— PROVIDED DATA —
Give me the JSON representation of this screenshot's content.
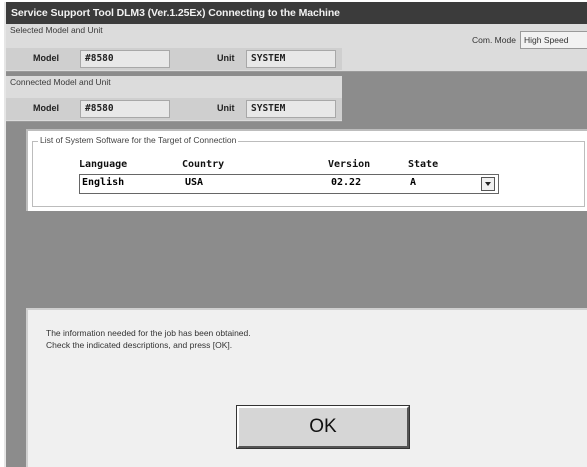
{
  "window": {
    "title": "Service Support Tool DLM3 (Ver.1.25Ex) Connecting to the Machine"
  },
  "selected": {
    "caption": "Selected Model and Unit",
    "model_label": "Model",
    "model_value": "#8580",
    "unit_label": "Unit",
    "unit_value": "SYSTEM"
  },
  "connected": {
    "caption": "Connected Model and Unit",
    "model_label": "Model",
    "model_value": "#8580",
    "unit_label": "Unit",
    "unit_value": "SYSTEM"
  },
  "com_mode": {
    "label": "Com. Mode",
    "value": "High Speed"
  },
  "software_list": {
    "caption": "List of System Software for the Target of Connection",
    "columns": [
      "Language",
      "Country",
      "Version",
      "State"
    ],
    "selected_row": {
      "language": "English",
      "country": "USA",
      "version": "02.22",
      "state": "A"
    }
  },
  "message": {
    "line1": "The information needed for the job has been obtained.",
    "line2": "Check the indicated descriptions, and press [OK]."
  },
  "ok_button": {
    "label": "OK"
  },
  "icons": {
    "dropdown": "chevron-down-icon"
  }
}
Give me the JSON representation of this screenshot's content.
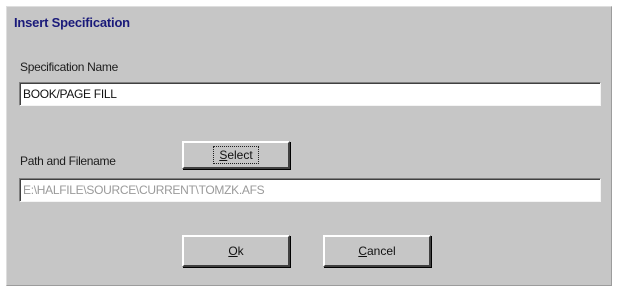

— REQUEST —
Your task is to transcribe all of the records precisely, with no images included.

— FINAL RESULT —
Give me the JSON representation of this screenshot's content.
{
  "window": {
    "title": "Service Support Tool DLM3 (Ver.1.25Ex) Connecting to the Machine"
  },
  "selected": {
    "caption": "Selected Model and Unit",
    "model_label": "Model",
    "model_value": "#8580",
    "unit_label": "Unit",
    "unit_value": "SYSTEM"
  },
  "connected": {
    "caption": "Connected Model and Unit",
    "model_label": "Model",
    "model_value": "#8580",
    "unit_label": "Unit",
    "unit_value": "SYSTEM"
  },
  "com_mode": {
    "label": "Com. Mode",
    "value": "High Speed"
  },
  "software_list": {
    "caption": "List of System Software for the Target of Connection",
    "columns": [
      "Language",
      "Country",
      "Version",
      "State"
    ],
    "selected_row": {
      "language": "English",
      "country": "USA",
      "version": "02.22",
      "state": "A"
    }
  },
  "message": {
    "line1": "The information needed for the job has been obtained.",
    "line2": "Check the indicated descriptions, and press [OK]."
  },
  "ok_button": {
    "label": "OK"
  },
  "icons": {
    "dropdown": "chevron-down-icon"
  }
}
Give me the JSON representation of this screenshot's content.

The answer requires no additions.